--- START LISTED ENTRIES ---

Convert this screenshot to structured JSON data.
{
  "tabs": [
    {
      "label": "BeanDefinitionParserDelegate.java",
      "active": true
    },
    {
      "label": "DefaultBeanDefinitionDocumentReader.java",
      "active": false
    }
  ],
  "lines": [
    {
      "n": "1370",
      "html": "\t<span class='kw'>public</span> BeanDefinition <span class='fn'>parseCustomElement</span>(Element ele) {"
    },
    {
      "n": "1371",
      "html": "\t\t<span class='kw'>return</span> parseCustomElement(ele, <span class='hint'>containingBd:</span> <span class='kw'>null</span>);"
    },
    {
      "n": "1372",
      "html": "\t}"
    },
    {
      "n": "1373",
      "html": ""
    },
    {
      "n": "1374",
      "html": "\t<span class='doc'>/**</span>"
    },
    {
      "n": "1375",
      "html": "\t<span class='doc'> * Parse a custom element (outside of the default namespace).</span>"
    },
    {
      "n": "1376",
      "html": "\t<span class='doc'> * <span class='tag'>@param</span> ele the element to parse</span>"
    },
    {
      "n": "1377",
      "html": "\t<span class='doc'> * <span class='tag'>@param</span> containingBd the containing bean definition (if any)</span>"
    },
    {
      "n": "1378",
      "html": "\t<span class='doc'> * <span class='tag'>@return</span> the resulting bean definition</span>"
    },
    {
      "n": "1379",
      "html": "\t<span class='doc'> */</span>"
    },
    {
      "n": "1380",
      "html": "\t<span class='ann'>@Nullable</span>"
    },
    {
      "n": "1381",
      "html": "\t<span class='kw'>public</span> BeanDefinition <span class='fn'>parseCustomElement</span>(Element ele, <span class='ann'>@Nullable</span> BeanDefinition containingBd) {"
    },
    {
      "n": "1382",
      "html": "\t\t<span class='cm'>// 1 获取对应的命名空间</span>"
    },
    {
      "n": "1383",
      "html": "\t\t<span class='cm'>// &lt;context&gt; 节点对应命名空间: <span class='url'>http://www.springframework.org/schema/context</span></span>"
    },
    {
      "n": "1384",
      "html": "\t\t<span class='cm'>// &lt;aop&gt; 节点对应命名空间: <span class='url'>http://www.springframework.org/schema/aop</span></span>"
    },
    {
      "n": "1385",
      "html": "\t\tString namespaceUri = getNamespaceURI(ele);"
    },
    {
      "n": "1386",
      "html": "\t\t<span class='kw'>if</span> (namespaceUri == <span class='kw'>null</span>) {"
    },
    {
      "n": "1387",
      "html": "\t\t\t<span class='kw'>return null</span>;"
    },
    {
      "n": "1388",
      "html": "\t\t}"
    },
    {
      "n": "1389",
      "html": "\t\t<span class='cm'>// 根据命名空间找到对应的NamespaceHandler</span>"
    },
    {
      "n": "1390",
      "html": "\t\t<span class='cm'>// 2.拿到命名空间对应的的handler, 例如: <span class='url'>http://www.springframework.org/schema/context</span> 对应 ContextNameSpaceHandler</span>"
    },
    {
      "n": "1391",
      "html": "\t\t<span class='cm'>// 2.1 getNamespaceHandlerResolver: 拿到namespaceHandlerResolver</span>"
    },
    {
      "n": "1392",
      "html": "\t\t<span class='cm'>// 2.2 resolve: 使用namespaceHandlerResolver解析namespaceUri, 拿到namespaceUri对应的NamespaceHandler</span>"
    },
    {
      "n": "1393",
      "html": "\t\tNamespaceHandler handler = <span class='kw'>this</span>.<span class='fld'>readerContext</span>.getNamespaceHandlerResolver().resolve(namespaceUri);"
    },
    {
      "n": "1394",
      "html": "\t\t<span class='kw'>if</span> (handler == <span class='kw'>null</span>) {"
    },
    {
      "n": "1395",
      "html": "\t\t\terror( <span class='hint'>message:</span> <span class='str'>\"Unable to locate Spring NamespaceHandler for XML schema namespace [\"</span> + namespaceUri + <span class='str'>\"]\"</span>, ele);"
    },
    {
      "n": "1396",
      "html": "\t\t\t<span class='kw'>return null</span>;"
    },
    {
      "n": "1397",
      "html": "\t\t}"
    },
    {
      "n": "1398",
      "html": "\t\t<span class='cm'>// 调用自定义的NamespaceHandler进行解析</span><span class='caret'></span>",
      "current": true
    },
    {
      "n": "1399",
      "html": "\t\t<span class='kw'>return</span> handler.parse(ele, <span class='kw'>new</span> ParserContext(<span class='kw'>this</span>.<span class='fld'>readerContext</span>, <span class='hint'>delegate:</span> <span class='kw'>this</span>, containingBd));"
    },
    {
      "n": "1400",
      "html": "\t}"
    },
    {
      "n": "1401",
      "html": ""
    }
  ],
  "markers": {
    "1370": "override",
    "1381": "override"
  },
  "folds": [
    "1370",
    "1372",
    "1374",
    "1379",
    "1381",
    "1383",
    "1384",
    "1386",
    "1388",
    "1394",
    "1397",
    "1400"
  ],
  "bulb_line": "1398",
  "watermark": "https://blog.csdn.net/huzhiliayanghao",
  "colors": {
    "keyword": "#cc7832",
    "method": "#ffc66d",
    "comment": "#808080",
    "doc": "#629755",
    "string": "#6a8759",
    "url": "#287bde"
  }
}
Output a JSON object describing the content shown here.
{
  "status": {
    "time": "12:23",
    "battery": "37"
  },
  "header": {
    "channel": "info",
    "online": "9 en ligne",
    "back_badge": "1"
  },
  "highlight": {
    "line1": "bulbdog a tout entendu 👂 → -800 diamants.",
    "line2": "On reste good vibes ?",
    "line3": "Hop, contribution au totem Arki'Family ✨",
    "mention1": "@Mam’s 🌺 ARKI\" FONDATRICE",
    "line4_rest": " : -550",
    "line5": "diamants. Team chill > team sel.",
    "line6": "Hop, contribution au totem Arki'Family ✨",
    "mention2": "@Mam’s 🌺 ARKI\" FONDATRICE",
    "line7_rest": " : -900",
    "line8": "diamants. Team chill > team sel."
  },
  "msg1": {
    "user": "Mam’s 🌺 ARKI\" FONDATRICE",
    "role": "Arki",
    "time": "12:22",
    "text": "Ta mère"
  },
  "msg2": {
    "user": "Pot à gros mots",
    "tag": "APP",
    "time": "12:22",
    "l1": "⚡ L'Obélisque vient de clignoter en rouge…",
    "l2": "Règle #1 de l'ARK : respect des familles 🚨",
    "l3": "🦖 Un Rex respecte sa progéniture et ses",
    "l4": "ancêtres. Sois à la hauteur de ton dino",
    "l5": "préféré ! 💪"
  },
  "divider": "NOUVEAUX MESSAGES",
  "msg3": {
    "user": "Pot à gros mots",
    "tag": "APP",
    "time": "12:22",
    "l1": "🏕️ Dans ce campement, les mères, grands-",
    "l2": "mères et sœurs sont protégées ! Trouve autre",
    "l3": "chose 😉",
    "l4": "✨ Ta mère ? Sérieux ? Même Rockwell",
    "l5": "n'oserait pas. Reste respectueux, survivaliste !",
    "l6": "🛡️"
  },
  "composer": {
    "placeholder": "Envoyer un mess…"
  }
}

--- END LISTED ENTRIES ---

GIVEN TASK
Gather each line of the records holding the string "label".

FINAL RESULT
      "label": "BeanDefinitionParserDelegate.java",
      "label": "DefaultBeanDefinitionDocumentReader.java",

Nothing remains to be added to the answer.